• _Objective_:
Omit the pictures and output every entry below exactly as written.

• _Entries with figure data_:

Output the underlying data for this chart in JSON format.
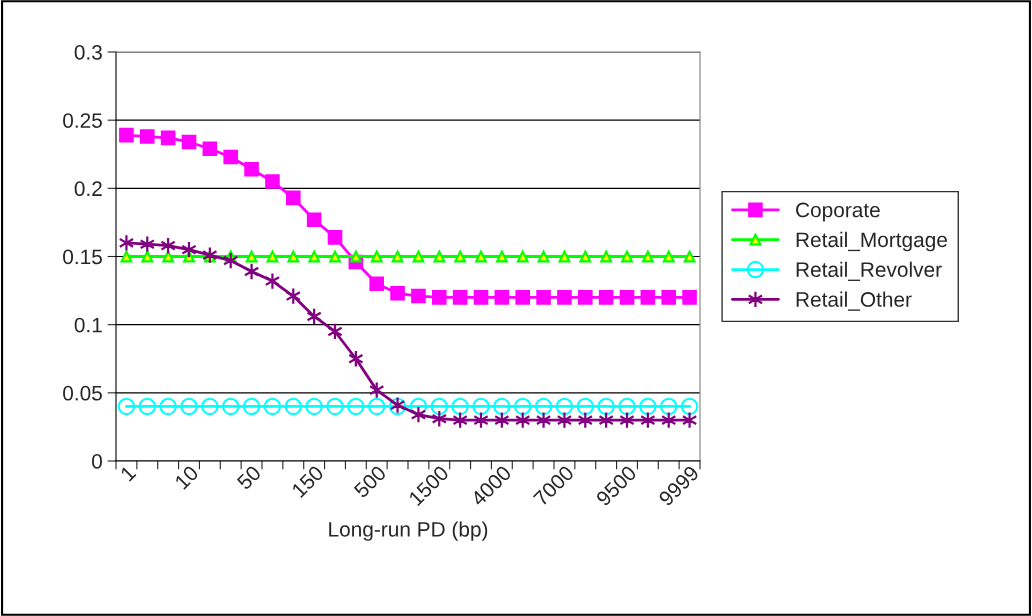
{
  "chart_data": {
    "type": "line",
    "xlabel": "Long-run PD (bp)",
    "categories": [
      "1",
      null,
      null,
      "10",
      null,
      null,
      "50",
      null,
      null,
      "150",
      null,
      null,
      "500",
      null,
      null,
      "1500",
      null,
      null,
      "4000",
      null,
      null,
      "7000",
      null,
      null,
      "9500",
      null,
      null,
      "9999"
    ],
    "series": [
      {
        "name": "Coporate",
        "color": "#ff00ff",
        "marker": "square",
        "values": [
          0.239,
          0.238,
          0.237,
          0.234,
          0.229,
          0.223,
          0.214,
          0.205,
          0.193,
          0.177,
          0.164,
          0.146,
          0.13,
          0.123,
          0.121,
          0.12,
          0.12,
          0.12,
          0.12,
          0.12,
          0.12,
          0.12,
          0.12,
          0.12,
          0.12,
          0.12,
          0.12,
          0.12
        ]
      },
      {
        "name": "Retail_Mortgage",
        "color": "#00ff00",
        "marker": "triangle",
        "values": [
          0.15,
          0.15,
          0.15,
          0.15,
          0.15,
          0.15,
          0.15,
          0.15,
          0.15,
          0.15,
          0.15,
          0.15,
          0.15,
          0.15,
          0.15,
          0.15,
          0.15,
          0.15,
          0.15,
          0.15,
          0.15,
          0.15,
          0.15,
          0.15,
          0.15,
          0.15,
          0.15,
          0.15
        ]
      },
      {
        "name": "Retail_Revolver",
        "color": "#00ffff",
        "marker": "circle",
        "values": [
          0.04,
          0.04,
          0.04,
          0.04,
          0.04,
          0.04,
          0.04,
          0.04,
          0.04,
          0.04,
          0.04,
          0.04,
          0.04,
          0.04,
          0.04,
          0.04,
          0.04,
          0.04,
          0.04,
          0.04,
          0.04,
          0.04,
          0.04,
          0.04,
          0.04,
          0.04,
          0.04,
          0.04
        ]
      },
      {
        "name": "Retail_Other",
        "color": "#800080",
        "marker": "cross",
        "values": [
          0.16,
          0.159,
          0.158,
          0.155,
          0.151,
          0.147,
          0.139,
          0.132,
          0.121,
          0.106,
          0.095,
          0.075,
          0.052,
          0.041,
          0.034,
          0.031,
          0.03,
          0.03,
          0.03,
          0.03,
          0.03,
          0.03,
          0.03,
          0.03,
          0.03,
          0.03,
          0.03,
          0.03
        ]
      }
    ],
    "ylim": [
      0,
      0.3
    ],
    "yticks": [
      0,
      0.05,
      0.1,
      0.15,
      0.2,
      0.25,
      0.3
    ],
    "grid": "y",
    "legend": "right",
    "line_style": "solid"
  }
}
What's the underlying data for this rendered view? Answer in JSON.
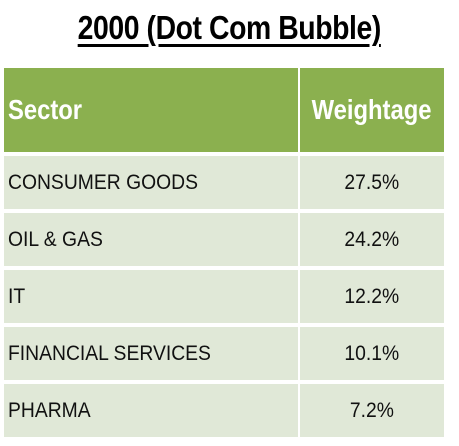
{
  "title": "2000 (Dot Com Bubble)",
  "table": {
    "headers": [
      "Sector",
      "Weightage"
    ],
    "rows": [
      {
        "sector": "CONSUMER GOODS",
        "weightage": "27.5%"
      },
      {
        "sector": "OIL & GAS",
        "weightage": "24.2%"
      },
      {
        "sector": "IT",
        "weightage": "12.2%"
      },
      {
        "sector": "FINANCIAL SERVICES",
        "weightage": "10.1%"
      },
      {
        "sector": "PHARMA",
        "weightage": "7.2%"
      }
    ]
  },
  "colors": {
    "header_bg": "#8bb04f",
    "row_bg": "#e0e8d7",
    "header_text": "#ffffff",
    "body_text": "#111111"
  }
}
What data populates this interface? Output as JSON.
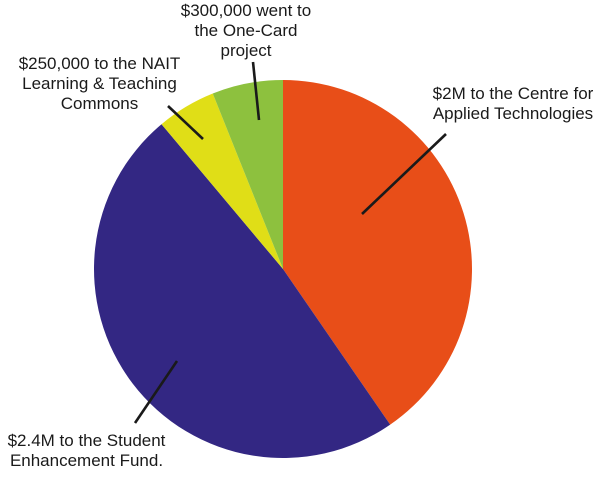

• _Output of the task_:
Output the underlying data for this chart in JSON format.
{
  "chart_data": {
    "type": "line",
    "xlabel": "Long-run PD (bp)",
    "categories": [
      "1",
      null,
      null,
      "10",
      null,
      null,
      "50",
      null,
      null,
      "150",
      null,
      null,
      "500",
      null,
      null,
      "1500",
      null,
      null,
      "4000",
      null,
      null,
      "7000",
      null,
      null,
      "9500",
      null,
      null,
      "9999"
    ],
    "series": [
      {
        "name": "Coporate",
        "color": "#ff00ff",
        "marker": "square",
        "values": [
          0.239,
          0.238,
          0.237,
          0.234,
          0.229,
          0.223,
          0.214,
          0.205,
          0.193,
          0.177,
          0.164,
          0.146,
          0.13,
          0.123,
          0.121,
          0.12,
          0.12,
          0.12,
          0.12,
          0.12,
          0.12,
          0.12,
          0.12,
          0.12,
          0.12,
          0.12,
          0.12,
          0.12
        ]
      },
      {
        "name": "Retail_Mortgage",
        "color": "#00ff00",
        "marker": "triangle",
        "values": [
          0.15,
          0.15,
          0.15,
          0.15,
          0.15,
          0.15,
          0.15,
          0.15,
          0.15,
          0.15,
          0.15,
          0.15,
          0.15,
          0.15,
          0.15,
          0.15,
          0.15,
          0.15,
          0.15,
          0.15,
          0.15,
          0.15,
          0.15,
          0.15,
          0.15,
          0.15,
          0.15,
          0.15
        ]
      },
      {
        "name": "Retail_Revolver",
        "color": "#00ffff",
        "marker": "circle",
        "values": [
          0.04,
          0.04,
          0.04,
          0.04,
          0.04,
          0.04,
          0.04,
          0.04,
          0.04,
          0.04,
          0.04,
          0.04,
          0.04,
          0.04,
          0.04,
          0.04,
          0.04,
          0.04,
          0.04,
          0.04,
          0.04,
          0.04,
          0.04,
          0.04,
          0.04,
          0.04,
          0.04,
          0.04
        ]
      },
      {
        "name": "Retail_Other",
        "color": "#800080",
        "marker": "cross",
        "values": [
          0.16,
          0.159,
          0.158,
          0.155,
          0.151,
          0.147,
          0.139,
          0.132,
          0.121,
          0.106,
          0.095,
          0.075,
          0.052,
          0.041,
          0.034,
          0.031,
          0.03,
          0.03,
          0.03,
          0.03,
          0.03,
          0.03,
          0.03,
          0.03,
          0.03,
          0.03,
          0.03,
          0.03
        ]
      }
    ],
    "ylim": [
      0,
      0.3
    ],
    "yticks": [
      0,
      0.05,
      0.1,
      0.15,
      0.2,
      0.25,
      0.3
    ],
    "grid": "y",
    "legend": "right",
    "line_style": "solid"
  }
}
What's the underlying data for this rendered view? Answer in JSON.
{
  "title": "2000 (Dot Com Bubble)",
  "table": {
    "headers": [
      "Sector",
      "Weightage"
    ],
    "rows": [
      {
        "sector": "CONSUMER GOODS",
        "weightage": "27.5%"
      },
      {
        "sector": "OIL & GAS",
        "weightage": "24.2%"
      },
      {
        "sector": "IT",
        "weightage": "12.2%"
      },
      {
        "sector": "FINANCIAL SERVICES",
        "weightage": "10.1%"
      },
      {
        "sector": "PHARMA",
        "weightage": "7.2%"
      }
    ]
  },
  "colors": {
    "header_bg": "#8bb04f",
    "row_bg": "#e0e8d7",
    "header_text": "#ffffff",
    "body_text": "#111111"
  }
}
What data populates this interface? Output as JSON.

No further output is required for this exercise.